TASK OBJECTIVE: The records that follow need to be output exactly as they are.
** Start of INPUT RECORDS **
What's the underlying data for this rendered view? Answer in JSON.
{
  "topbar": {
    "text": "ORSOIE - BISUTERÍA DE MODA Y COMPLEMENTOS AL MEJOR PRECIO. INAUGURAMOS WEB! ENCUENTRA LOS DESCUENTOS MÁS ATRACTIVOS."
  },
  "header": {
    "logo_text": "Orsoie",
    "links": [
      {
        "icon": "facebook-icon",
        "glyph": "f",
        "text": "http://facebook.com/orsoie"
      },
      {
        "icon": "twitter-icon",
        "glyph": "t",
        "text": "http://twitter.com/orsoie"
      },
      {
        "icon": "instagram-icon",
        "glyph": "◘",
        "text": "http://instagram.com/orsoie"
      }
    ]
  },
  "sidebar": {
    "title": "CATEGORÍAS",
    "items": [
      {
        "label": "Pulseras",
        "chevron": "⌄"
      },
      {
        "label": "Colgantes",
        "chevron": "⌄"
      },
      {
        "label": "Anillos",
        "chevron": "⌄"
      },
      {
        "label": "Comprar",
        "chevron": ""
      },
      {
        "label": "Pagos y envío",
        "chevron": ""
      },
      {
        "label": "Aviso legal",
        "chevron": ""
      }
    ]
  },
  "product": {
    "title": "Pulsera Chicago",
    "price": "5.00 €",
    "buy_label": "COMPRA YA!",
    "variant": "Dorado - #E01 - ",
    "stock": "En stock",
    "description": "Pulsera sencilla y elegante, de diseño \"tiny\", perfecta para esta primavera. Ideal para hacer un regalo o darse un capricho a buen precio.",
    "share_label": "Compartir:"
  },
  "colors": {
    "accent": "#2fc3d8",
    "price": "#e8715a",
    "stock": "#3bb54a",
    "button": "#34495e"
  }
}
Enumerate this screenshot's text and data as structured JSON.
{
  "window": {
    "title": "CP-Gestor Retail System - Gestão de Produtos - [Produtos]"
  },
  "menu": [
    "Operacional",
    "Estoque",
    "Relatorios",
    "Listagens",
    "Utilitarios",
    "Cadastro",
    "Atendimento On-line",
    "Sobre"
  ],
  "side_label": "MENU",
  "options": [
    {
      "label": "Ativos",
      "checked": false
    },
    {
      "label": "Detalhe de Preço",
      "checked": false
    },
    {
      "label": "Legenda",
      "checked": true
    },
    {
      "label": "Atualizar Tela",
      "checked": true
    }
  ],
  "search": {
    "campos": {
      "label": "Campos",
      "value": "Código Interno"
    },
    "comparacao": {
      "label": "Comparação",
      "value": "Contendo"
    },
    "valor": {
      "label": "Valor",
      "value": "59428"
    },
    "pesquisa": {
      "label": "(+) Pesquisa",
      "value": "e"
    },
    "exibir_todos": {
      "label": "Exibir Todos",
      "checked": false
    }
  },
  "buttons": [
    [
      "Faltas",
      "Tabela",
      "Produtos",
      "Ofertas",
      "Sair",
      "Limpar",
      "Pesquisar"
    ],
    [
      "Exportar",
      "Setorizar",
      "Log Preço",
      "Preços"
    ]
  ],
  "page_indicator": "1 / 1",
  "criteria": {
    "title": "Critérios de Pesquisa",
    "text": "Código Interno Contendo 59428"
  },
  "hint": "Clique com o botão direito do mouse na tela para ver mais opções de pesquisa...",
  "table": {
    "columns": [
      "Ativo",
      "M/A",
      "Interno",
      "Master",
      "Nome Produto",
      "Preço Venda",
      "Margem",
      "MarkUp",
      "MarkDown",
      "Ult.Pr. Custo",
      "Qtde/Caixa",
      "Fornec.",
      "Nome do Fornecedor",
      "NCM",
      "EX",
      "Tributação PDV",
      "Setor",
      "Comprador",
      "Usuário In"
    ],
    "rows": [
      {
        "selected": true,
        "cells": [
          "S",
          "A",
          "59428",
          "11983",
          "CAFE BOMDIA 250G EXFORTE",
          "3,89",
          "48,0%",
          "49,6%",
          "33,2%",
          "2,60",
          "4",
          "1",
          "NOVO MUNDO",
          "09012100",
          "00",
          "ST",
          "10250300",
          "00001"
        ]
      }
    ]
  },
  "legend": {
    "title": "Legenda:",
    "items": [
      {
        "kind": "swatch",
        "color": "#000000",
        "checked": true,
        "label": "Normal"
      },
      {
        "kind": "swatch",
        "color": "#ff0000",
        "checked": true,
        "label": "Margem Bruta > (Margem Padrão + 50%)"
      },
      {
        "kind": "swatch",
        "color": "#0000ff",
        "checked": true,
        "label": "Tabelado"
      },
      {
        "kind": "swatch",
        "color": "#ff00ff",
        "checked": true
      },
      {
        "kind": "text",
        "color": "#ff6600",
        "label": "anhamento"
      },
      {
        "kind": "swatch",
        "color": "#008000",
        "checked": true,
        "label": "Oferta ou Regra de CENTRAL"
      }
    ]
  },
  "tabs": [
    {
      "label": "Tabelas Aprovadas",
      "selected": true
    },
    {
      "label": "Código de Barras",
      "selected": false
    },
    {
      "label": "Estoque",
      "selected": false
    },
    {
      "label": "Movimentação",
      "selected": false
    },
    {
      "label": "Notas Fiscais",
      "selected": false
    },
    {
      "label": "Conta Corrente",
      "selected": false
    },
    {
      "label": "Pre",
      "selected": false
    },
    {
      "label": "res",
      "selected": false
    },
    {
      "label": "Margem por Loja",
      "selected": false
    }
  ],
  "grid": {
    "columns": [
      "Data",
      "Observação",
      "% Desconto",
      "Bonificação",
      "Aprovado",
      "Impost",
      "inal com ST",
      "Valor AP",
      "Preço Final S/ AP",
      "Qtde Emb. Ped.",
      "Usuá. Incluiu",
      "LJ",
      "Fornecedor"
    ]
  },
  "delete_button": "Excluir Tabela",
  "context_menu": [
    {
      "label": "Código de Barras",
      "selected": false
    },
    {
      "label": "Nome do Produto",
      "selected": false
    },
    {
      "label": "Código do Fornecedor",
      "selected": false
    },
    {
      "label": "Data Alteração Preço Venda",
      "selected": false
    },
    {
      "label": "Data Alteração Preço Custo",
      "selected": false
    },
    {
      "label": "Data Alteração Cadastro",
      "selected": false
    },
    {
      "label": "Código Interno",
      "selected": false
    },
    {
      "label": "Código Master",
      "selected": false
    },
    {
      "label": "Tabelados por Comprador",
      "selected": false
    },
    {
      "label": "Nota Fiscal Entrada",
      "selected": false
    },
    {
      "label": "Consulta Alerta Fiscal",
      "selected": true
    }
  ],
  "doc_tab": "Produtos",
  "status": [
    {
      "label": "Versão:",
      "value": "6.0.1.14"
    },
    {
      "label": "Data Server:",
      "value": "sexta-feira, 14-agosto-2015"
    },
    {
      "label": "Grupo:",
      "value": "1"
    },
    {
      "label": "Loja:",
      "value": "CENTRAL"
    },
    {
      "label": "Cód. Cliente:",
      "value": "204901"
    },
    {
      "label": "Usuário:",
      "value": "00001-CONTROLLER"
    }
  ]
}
** End of INPUT RECORDS **
RESPONSE TO THIS TASK:
What's the underlying data for this rendered view? Answer in JSON.
{
  "topbar": {
    "text": "ORSOIE - BISUTERÍA DE MODA Y COMPLEMENTOS AL MEJOR PRECIO. INAUGURAMOS WEB! ENCUENTRA LOS DESCUENTOS MÁS ATRACTIVOS."
  },
  "header": {
    "logo_text": "Orsoie",
    "links": [
      {
        "icon": "facebook-icon",
        "glyph": "f",
        "text": "http://facebook.com/orsoie"
      },
      {
        "icon": "twitter-icon",
        "glyph": "t",
        "text": "http://twitter.com/orsoie"
      },
      {
        "icon": "instagram-icon",
        "glyph": "◘",
        "text": "http://instagram.com/orsoie"
      }
    ]
  },
  "sidebar": {
    "title": "CATEGORÍAS",
    "items": [
      {
        "label": "Pulseras",
        "chevron": "⌄"
      },
      {
        "label": "Colgantes",
        "chevron": "⌄"
      },
      {
        "label": "Anillos",
        "chevron": "⌄"
      },
      {
        "label": "Comprar",
        "chevron": ""
      },
      {
        "label": "Pagos y envío",
        "chevron": ""
      },
      {
        "label": "Aviso legal",
        "chevron": ""
      }
    ]
  },
  "product": {
    "title": "Pulsera Chicago",
    "price": "5.00 €",
    "buy_label": "COMPRA YA!",
    "variant": "Dorado - #E01 - ",
    "stock": "En stock",
    "description": "Pulsera sencilla y elegante, de diseño \"tiny\", perfecta para esta primavera. Ideal para hacer un regalo o darse un capricho a buen precio.",
    "share_label": "Compartir:"
  },
  "colors": {
    "accent": "#2fc3d8",
    "price": "#e8715a",
    "stock": "#3bb54a",
    "button": "#34495e"
  }
}
Enumerate this screenshot's text and data as structured JSON.
{
  "window": {
    "title": "CP-Gestor Retail System - Gestão de Produtos - [Produtos]"
  },
  "menu": [
    "Operacional",
    "Estoque",
    "Relatorios",
    "Listagens",
    "Utilitarios",
    "Cadastro",
    "Atendimento On-line",
    "Sobre"
  ],
  "side_label": "MENU",
  "options": [
    {
      "label": "Ativos",
      "checked": false
    },
    {
      "label": "Detalhe de Preço",
      "checked": false
    },
    {
      "label": "Legenda",
      "checked": true
    },
    {
      "label": "Atualizar Tela",
      "checked": true
    }
  ],
  "search": {
    "campos": {
      "label": "Campos",
      "value": "Código Interno"
    },
    "comparacao": {
      "label": "Comparação",
      "value": "Contendo"
    },
    "valor": {
      "label": "Valor",
      "value": "59428"
    },
    "pesquisa": {
      "label": "(+) Pesquisa",
      "value": "e"
    },
    "exibir_todos": {
      "label": "Exibir Todos",
      "checked": false
    }
  },
  "buttons": [
    [
      "Faltas",
      "Tabela",
      "Produtos",
      "Ofertas",
      "Sair",
      "Limpar",
      "Pesquisar"
    ],
    [
      "Exportar",
      "Setorizar",
      "Log Preço",
      "Preços"
    ]
  ],
  "page_indicator": "1 / 1",
  "criteria": {
    "title": "Critérios de Pesquisa",
    "text": "Código Interno Contendo 59428"
  },
  "hint": "Clique com o botão direito do mouse na tela para ver mais opções de pesquisa...",
  "table": {
    "columns": [
      "Ativo",
      "M/A",
      "Interno",
      "Master",
      "Nome Produto",
      "Preço Venda",
      "Margem",
      "MarkUp",
      "MarkDown",
      "Ult.Pr. Custo",
      "Qtde/Caixa",
      "Fornec.",
      "Nome do Fornecedor",
      "NCM",
      "EX",
      "Tributação PDV",
      "Setor",
      "Comprador",
      "Usuário In"
    ],
    "rows": [
      {
        "selected": true,
        "cells": [
          "S",
          "A",
          "59428",
          "11983",
          "CAFE BOMDIA 250G EXFORTE",
          "3,89",
          "48,0%",
          "49,6%",
          "33,2%",
          "2,60",
          "4",
          "1",
          "NOVO MUNDO",
          "09012100",
          "00",
          "ST",
          "10250300",
          "00001"
        ]
      }
    ]
  },
  "legend": {
    "title": "Legenda:",
    "items": [
      {
        "kind": "swatch",
        "color": "#000000",
        "checked": true,
        "label": "Normal"
      },
      {
        "kind": "swatch",
        "color": "#ff0000",
        "checked": true,
        "label": "Margem Bruta > (Margem Padrão + 50%)"
      },
      {
        "kind": "swatch",
        "color": "#0000ff",
        "checked": true,
        "label": "Tabelado"
      },
      {
        "kind": "swatch",
        "color": "#ff00ff",
        "checked": true
      },
      {
        "kind": "text",
        "color": "#ff6600",
        "label": "anhamento"
      },
      {
        "kind": "swatch",
        "color": "#008000",
        "checked": true,
        "label": "Oferta ou Regra de CENTRAL"
      }
    ]
  },
  "tabs": [
    {
      "label": "Tabelas Aprovadas",
      "selected": true
    },
    {
      "label": "Código de Barras",
      "selected": false
    },
    {
      "label": "Estoque",
      "selected": false
    },
    {
      "label": "Movimentação",
      "selected": false
    },
    {
      "label": "Notas Fiscais",
      "selected": false
    },
    {
      "label": "Conta Corrente",
      "selected": false
    },
    {
      "label": "Pre",
      "selected": false
    },
    {
      "label": "res",
      "selected": false
    },
    {
      "label": "Margem por Loja",
      "selected": false
    }
  ],
  "grid": {
    "columns": [
      "Data",
      "Observação",
      "% Desconto",
      "Bonificação",
      "Aprovado",
      "Impost",
      "inal com ST",
      "Valor AP",
      "Preço Final S/ AP",
      "Qtde Emb. Ped.",
      "Usuá. Incluiu",
      "LJ",
      "Fornecedor"
    ]
  },
  "delete_button": "Excluir Tabela",
  "context_menu": [
    {
      "label": "Código de Barras",
      "selected": false
    },
    {
      "label": "Nome do Produto",
      "selected": false
    },
    {
      "label": "Código do Fornecedor",
      "selected": false
    },
    {
      "label": "Data Alteração Preço Venda",
      "selected": false
    },
    {
      "label": "Data Alteração Preço Custo",
      "selected": false
    },
    {
      "label": "Data Alteração Cadastro",
      "selected": false
    },
    {
      "label": "Código Interno",
      "selected": false
    },
    {
      "label": "Código Master",
      "selected": false
    },
    {
      "label": "Tabelados por Comprador",
      "selected": false
    },
    {
      "label": "Nota Fiscal Entrada",
      "selected": false
    },
    {
      "label": "Consulta Alerta Fiscal",
      "selected": true
    }
  ],
  "doc_tab": "Produtos",
  "status": [
    {
      "label": "Versão:",
      "value": "6.0.1.14"
    },
    {
      "label": "Data Server:",
      "value": "sexta-feira, 14-agosto-2015"
    },
    {
      "label": "Grupo:",
      "value": "1"
    },
    {
      "label": "Loja:",
      "value": "CENTRAL"
    },
    {
      "label": "Cód. Cliente:",
      "value": "204901"
    },
    {
      "label": "Usuário:",
      "value": "00001-CONTROLLER"
    }
  ]
}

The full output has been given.